### AIM OF THE EXERCISE
Could you extract every entry below and reproduce it exactly?

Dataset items
■ ■ ■ ■ ■
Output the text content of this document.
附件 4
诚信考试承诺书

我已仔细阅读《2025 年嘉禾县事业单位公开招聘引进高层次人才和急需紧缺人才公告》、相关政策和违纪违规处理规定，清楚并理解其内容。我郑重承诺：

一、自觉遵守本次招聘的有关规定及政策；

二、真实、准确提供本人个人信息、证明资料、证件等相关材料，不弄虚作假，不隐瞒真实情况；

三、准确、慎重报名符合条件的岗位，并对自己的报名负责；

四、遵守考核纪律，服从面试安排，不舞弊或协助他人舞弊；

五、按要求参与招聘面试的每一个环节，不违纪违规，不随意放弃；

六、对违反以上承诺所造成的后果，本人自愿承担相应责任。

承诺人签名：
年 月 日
■ ■ ■ ■ ■
### FULL OUTPUT
Output the text content of this document.
附件 4
诚信考试承诺书

我已仔细阅读《2025 年嘉禾县事业单位公开招聘引进高层次人才和急需紧缺人才公告》、相关政策和违纪违规处理规定，清楚并理解其内容。我郑重承诺：

一、自觉遵守本次招聘的有关规定及政策；

二、真实、准确提供本人个人信息、证明资料、证件等相关材料，不弄虚作假，不隐瞒真实情况；

三、准确、慎重报名符合条件的岗位，并对自己的报名负责；

四、遵守考核纪律，服从面试安排，不舞弊或协助他人舞弊；

五、按要求参与招聘面试的每一个环节，不违纪违规，不随意放弃；

六、对违反以上承诺所造成的后果，本人自愿承担相应责任。

承诺人签名：
年 月 日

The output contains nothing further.